(GIVEN INFORMATION)
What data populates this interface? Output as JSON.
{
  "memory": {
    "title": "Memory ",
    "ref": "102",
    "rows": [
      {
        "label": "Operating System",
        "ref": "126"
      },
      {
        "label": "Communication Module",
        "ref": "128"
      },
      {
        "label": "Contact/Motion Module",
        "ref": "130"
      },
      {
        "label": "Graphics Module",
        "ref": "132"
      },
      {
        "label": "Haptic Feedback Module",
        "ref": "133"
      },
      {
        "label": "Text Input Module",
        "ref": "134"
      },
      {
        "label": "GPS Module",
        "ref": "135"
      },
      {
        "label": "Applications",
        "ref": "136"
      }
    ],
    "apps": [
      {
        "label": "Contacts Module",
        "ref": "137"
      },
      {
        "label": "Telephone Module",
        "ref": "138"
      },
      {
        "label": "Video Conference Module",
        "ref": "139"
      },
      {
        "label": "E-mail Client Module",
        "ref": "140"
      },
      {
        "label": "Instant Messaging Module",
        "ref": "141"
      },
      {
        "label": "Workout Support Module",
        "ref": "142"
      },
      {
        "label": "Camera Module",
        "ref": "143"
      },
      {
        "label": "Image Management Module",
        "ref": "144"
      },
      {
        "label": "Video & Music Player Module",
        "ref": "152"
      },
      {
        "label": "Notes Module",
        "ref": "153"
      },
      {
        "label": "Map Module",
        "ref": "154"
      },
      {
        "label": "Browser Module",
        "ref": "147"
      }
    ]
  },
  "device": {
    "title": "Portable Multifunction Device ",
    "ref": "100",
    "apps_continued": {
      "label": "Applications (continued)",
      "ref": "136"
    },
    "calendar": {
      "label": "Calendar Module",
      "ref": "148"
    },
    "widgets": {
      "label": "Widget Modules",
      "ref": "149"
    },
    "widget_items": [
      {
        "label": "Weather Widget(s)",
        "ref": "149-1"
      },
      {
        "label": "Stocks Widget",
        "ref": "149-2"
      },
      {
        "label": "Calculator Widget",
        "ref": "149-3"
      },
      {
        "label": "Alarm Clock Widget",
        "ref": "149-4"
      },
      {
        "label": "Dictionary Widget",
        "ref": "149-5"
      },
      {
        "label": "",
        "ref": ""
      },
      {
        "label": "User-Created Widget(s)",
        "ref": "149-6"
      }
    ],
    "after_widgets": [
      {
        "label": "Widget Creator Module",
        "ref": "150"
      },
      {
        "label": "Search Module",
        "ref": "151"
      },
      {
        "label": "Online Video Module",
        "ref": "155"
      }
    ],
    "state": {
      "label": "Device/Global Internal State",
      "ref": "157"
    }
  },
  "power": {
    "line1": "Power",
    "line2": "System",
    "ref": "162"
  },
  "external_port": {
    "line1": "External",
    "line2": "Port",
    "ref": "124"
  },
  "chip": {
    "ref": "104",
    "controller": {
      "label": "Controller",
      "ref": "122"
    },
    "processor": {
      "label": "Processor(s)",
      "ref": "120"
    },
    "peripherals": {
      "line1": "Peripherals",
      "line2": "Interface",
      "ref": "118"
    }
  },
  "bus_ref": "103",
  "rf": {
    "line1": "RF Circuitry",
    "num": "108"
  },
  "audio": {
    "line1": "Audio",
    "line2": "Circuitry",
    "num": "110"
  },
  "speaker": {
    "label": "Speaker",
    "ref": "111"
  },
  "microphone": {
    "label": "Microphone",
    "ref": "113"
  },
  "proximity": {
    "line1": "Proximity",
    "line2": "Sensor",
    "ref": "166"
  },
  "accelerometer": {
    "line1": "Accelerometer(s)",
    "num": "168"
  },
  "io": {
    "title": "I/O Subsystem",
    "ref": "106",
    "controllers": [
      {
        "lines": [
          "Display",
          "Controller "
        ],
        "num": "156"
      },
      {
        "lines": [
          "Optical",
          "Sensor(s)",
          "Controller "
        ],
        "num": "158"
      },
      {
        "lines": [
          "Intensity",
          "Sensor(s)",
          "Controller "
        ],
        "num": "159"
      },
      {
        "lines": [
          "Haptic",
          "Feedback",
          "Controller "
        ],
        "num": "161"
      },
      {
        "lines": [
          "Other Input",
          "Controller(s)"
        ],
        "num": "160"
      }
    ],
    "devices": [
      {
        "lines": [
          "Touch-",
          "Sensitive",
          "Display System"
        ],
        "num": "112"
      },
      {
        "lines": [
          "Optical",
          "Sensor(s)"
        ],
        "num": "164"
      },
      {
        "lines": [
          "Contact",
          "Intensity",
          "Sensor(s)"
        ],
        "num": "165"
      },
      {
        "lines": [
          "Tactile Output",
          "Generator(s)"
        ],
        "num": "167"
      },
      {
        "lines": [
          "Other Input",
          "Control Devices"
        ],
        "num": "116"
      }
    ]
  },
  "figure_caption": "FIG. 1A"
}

(WHAT IS NEEDED)
Your task is to extract all of the records exactly.

(OUTPUT BELOW)
What data populates this interface? Output as JSON.
{
  "memory": {
    "title": "Memory ",
    "ref": "102",
    "rows": [
      {
        "label": "Operating System",
        "ref": "126"
      },
      {
        "label": "Communication Module",
        "ref": "128"
      },
      {
        "label": "Contact/Motion Module",
        "ref": "130"
      },
      {
        "label": "Graphics Module",
        "ref": "132"
      },
      {
        "label": "Haptic Feedback Module",
        "ref": "133"
      },
      {
        "label": "Text Input Module",
        "ref": "134"
      },
      {
        "label": "GPS Module",
        "ref": "135"
      },
      {
        "label": "Applications",
        "ref": "136"
      }
    ],
    "apps": [
      {
        "label": "Contacts Module",
        "ref": "137"
      },
      {
        "label": "Telephone Module",
        "ref": "138"
      },
      {
        "label": "Video Conference Module",
        "ref": "139"
      },
      {
        "label": "E-mail Client Module",
        "ref": "140"
      },
      {
        "label": "Instant Messaging Module",
        "ref": "141"
      },
      {
        "label": "Workout Support Module",
        "ref": "142"
      },
      {
        "label": "Camera Module",
        "ref": "143"
      },
      {
        "label": "Image Management Module",
        "ref": "144"
      },
      {
        "label": "Video & Music Player Module",
        "ref": "152"
      },
      {
        "label": "Notes Module",
        "ref": "153"
      },
      {
        "label": "Map Module",
        "ref": "154"
      },
      {
        "label": "Browser Module",
        "ref": "147"
      }
    ]
  },
  "device": {
    "title": "Portable Multifunction Device ",
    "ref": "100",
    "apps_continued": {
      "label": "Applications (continued)",
      "ref": "136"
    },
    "calendar": {
      "label": "Calendar Module",
      "ref": "148"
    },
    "widgets": {
      "label": "Widget Modules",
      "ref": "149"
    },
    "widget_items": [
      {
        "label": "Weather Widget(s)",
        "ref": "149-1"
      },
      {
        "label": "Stocks Widget",
        "ref": "149-2"
      },
      {
        "label": "Calculator Widget",
        "ref": "149-3"
      },
      {
        "label": "Alarm Clock Widget",
        "ref": "149-4"
      },
      {
        "label": "Dictionary Widget",
        "ref": "149-5"
      },
      {
        "label": "",
        "ref": ""
      },
      {
        "label": "User-Created Widget(s)",
        "ref": "149-6"
      }
    ],
    "after_widgets": [
      {
        "label": "Widget Creator Module",
        "ref": "150"
      },
      {
        "label": "Search Module",
        "ref": "151"
      },
      {
        "label": "Online Video Module",
        "ref": "155"
      }
    ],
    "state": {
      "label": "Device/Global Internal State",
      "ref": "157"
    }
  },
  "power": {
    "line1": "Power",
    "line2": "System",
    "ref": "162"
  },
  "external_port": {
    "line1": "External",
    "line2": "Port",
    "ref": "124"
  },
  "chip": {
    "ref": "104",
    "controller": {
      "label": "Controller",
      "ref": "122"
    },
    "processor": {
      "label": "Processor(s)",
      "ref": "120"
    },
    "peripherals": {
      "line1": "Peripherals",
      "line2": "Interface",
      "ref": "118"
    }
  },
  "bus_ref": "103",
  "rf": {
    "line1": "RF Circuitry",
    "num": "108"
  },
  "audio": {
    "line1": "Audio",
    "line2": "Circuitry",
    "num": "110"
  },
  "speaker": {
    "label": "Speaker",
    "ref": "111"
  },
  "microphone": {
    "label": "Microphone",
    "ref": "113"
  },
  "proximity": {
    "line1": "Proximity",
    "line2": "Sensor",
    "ref": "166"
  },
  "accelerometer": {
    "line1": "Accelerometer(s)",
    "num": "168"
  },
  "io": {
    "title": "I/O Subsystem",
    "ref": "106",
    "controllers": [
      {
        "lines": [
          "Display",
          "Controller "
        ],
        "num": "156"
      },
      {
        "lines": [
          "Optical",
          "Sensor(s)",
          "Controller "
        ],
        "num": "158"
      },
      {
        "lines": [
          "Intensity",
          "Sensor(s)",
          "Controller "
        ],
        "num": "159"
      },
      {
        "lines": [
          "Haptic",
          "Feedback",
          "Controller "
        ],
        "num": "161"
      },
      {
        "lines": [
          "Other Input",
          "Controller(s)"
        ],
        "num": "160"
      }
    ],
    "devices": [
      {
        "lines": [
          "Touch-",
          "Sensitive",
          "Display System"
        ],
        "num": "112"
      },
      {
        "lines": [
          "Optical",
          "Sensor(s)"
        ],
        "num": "164"
      },
      {
        "lines": [
          "Contact",
          "Intensity",
          "Sensor(s)"
        ],
        "num": "165"
      },
      {
        "lines": [
          "Tactile Output",
          "Generator(s)"
        ],
        "num": "167"
      },
      {
        "lines": [
          "Other Input",
          "Control Devices"
        ],
        "num": "116"
      }
    ]
  },
  "figure_caption": "FIG. 1A"
}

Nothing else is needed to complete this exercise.